REQUIREMENT: Restate, word for word, every line of the data.
* begin WORKING DATA *
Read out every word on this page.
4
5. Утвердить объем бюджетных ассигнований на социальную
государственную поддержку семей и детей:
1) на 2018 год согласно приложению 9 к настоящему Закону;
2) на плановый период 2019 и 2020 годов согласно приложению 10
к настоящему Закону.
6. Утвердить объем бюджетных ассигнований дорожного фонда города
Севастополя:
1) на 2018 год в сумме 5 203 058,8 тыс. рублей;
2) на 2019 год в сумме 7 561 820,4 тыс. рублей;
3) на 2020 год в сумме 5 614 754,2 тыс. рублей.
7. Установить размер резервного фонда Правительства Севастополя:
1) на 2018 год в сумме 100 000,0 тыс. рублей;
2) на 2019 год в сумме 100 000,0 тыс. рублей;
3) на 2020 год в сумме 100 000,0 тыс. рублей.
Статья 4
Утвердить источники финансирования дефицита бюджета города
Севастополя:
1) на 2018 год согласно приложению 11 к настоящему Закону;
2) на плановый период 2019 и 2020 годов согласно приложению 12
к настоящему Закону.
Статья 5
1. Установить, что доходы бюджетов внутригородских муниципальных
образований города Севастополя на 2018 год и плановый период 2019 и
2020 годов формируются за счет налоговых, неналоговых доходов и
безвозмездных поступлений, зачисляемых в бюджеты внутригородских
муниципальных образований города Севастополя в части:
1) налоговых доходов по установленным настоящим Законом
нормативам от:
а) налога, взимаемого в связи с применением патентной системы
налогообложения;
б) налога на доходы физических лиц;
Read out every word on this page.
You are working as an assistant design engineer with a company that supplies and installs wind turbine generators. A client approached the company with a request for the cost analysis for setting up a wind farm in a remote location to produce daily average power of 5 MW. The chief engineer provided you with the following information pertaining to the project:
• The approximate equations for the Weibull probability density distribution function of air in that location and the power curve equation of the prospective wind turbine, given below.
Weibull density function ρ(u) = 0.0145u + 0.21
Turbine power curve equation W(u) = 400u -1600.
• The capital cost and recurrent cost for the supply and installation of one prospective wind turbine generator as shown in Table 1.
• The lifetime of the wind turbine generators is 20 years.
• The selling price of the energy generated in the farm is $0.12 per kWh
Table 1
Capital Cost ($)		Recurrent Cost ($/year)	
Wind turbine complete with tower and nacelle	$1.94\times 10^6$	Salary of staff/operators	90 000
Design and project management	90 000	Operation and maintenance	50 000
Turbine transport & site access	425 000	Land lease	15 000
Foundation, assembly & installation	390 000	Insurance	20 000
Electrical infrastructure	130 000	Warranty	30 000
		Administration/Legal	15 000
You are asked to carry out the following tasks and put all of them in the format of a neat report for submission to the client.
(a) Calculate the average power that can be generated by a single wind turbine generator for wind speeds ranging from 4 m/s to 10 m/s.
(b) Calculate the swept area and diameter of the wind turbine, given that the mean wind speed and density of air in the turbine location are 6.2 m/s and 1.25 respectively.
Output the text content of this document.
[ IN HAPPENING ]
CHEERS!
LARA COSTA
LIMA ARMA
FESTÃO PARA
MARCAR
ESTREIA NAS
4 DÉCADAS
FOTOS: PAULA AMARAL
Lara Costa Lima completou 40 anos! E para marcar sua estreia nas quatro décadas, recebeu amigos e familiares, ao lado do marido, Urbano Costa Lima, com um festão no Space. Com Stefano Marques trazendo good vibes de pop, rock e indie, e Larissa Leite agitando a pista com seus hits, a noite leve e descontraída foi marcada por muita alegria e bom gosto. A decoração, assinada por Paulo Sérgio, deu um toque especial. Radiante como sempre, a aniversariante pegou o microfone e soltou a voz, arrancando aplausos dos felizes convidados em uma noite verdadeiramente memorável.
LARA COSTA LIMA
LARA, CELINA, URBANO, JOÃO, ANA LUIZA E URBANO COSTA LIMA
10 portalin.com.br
* end WORKING DATA *
EXERCISE OUTPUT:
Read out every word on this page.
4
5. Утвердить объем бюджетных ассигнований на социальную
государственную поддержку семей и детей:
1) на 2018 год согласно приложению 9 к настоящему Закону;
2) на плановый период 2019 и 2020 годов согласно приложению 10
к настоящему Закону.
6. Утвердить объем бюджетных ассигнований дорожного фонда города
Севастополя:
1) на 2018 год в сумме 5 203 058,8 тыс. рублей;
2) на 2019 год в сумме 7 561 820,4 тыс. рублей;
3) на 2020 год в сумме 5 614 754,2 тыс. рублей.
7. Установить размер резервного фонда Правительства Севастополя:
1) на 2018 год в сумме 100 000,0 тыс. рублей;
2) на 2019 год в сумме 100 000,0 тыс. рублей;
3) на 2020 год в сумме 100 000,0 тыс. рублей.
Статья 4
Утвердить источники финансирования дефицита бюджета города
Севастополя:
1) на 2018 год согласно приложению 11 к настоящему Закону;
2) на плановый период 2019 и 2020 годов согласно приложению 12
к настоящему Закону.
Статья 5
1. Установить, что доходы бюджетов внутригородских муниципальных
образований города Севастополя на 2018 год и плановый период 2019 и
2020 годов формируются за счет налоговых, неналоговых доходов и
безвозмездных поступлений, зачисляемых в бюджеты внутригородских
муниципальных образований города Севастополя в части:
1) налоговых доходов по установленным настоящим Законом
нормативам от:
а) налога, взимаемого в связи с применением патентной системы
налогообложения;
б) налога на доходы физических лиц;
Read out every word on this page.
You are working as an assistant design engineer with a company that supplies and installs wind turbine generators. A client approached the company with a request for the cost analysis for setting up a wind farm in a remote location to produce daily average power of 5 MW. The chief engineer provided you with the following information pertaining to the project:
• The approximate equations for the Weibull probability density distribution function of air in that location and the power curve equation of the prospective wind turbine, given below.
Weibull density function ρ(u) = 0.0145u + 0.21
Turbine power curve equation W(u) = 400u -1600.
• The capital cost and recurrent cost for the supply and installation of one prospective wind turbine generator as shown in Table 1.
• The lifetime of the wind turbine generators is 20 years.
• The selling price of the energy generated in the farm is $0.12 per kWh
Table 1
Capital Cost ($)		Recurrent Cost ($/year)	
Wind turbine complete with tower and nacelle	$1.94\times 10^6$	Salary of staff/operators	90 000
Design and project management	90 000	Operation and maintenance	50 000
Turbine transport & site access	425 000	Land lease	15 000
Foundation, assembly & installation	390 000	Insurance	20 000
Electrical infrastructure	130 000	Warranty	30 000
		Administration/Legal	15 000
You are asked to carry out the following tasks and put all of them in the format of a neat report for submission to the client.
(a) Calculate the average power that can be generated by a single wind turbine generator for wind speeds ranging from 4 m/s to 10 m/s.
(b) Calculate the swept area and diameter of the wind turbine, given that the mean wind speed and density of air in the turbine location are 6.2 m/s and 1.25 respectively.
Output the text content of this document.
[ IN HAPPENING ]
CHEERS!
LARA COSTA
LIMA ARMA
FESTÃO PARA
MARCAR
ESTREIA NAS
4 DÉCADAS
FOTOS: PAULA AMARAL
Lara Costa Lima completou 40 anos! E para marcar sua estreia nas quatro décadas, recebeu amigos e familiares, ao lado do marido, Urbano Costa Lima, com um festão no Space. Com Stefano Marques trazendo good vibes de pop, rock e indie, e Larissa Leite agitando a pista com seus hits, a noite leve e descontraída foi marcada por muita alegria e bom gosto. A decoração, assinada por Paulo Sérgio, deu um toque especial. Radiante como sempre, a aniversariante pegou o microfone e soltou a voz, arrancando aplausos dos felizes convidados em uma noite verdadeiramente memorável.
LARA COSTA LIMA
LARA, CELINA, URBANO, JOÃO, ANA LUIZA E URBANO COSTA LIMA
10 portalin.com.br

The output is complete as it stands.